* START Materials provided *
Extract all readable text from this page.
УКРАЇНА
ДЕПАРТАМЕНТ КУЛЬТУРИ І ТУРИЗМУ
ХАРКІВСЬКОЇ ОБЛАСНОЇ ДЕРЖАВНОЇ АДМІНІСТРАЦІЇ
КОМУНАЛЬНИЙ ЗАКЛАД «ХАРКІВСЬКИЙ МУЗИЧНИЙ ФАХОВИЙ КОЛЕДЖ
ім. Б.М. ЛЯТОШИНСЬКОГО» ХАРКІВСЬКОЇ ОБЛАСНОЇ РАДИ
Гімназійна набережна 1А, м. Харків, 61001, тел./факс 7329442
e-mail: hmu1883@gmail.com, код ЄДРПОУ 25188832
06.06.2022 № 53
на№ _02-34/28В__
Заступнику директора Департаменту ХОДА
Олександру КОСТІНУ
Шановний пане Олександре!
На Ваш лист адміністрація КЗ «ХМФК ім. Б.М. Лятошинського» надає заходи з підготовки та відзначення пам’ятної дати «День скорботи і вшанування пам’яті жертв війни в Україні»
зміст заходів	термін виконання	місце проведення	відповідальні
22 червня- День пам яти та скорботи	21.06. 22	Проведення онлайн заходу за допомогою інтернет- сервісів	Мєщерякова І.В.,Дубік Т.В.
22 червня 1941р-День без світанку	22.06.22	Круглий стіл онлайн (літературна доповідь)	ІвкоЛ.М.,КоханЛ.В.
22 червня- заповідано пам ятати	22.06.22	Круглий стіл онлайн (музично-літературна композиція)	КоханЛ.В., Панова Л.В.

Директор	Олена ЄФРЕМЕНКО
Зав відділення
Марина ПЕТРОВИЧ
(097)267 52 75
* END Materials provided *
Requirement: From the data above, copy each line where the string "Круглий" appears.

Finished answer:
22 червня 1941р-День без світанку	22.06.22	Круглий стіл онлайн (літературна доповідь)	ІвкоЛ.М.,КоханЛ.В.
22 червня- заповідано пам ятати	22.06.22	Круглий стіл онлайн (музично-літературна композиція)	КоханЛ.В., Панова Л.В.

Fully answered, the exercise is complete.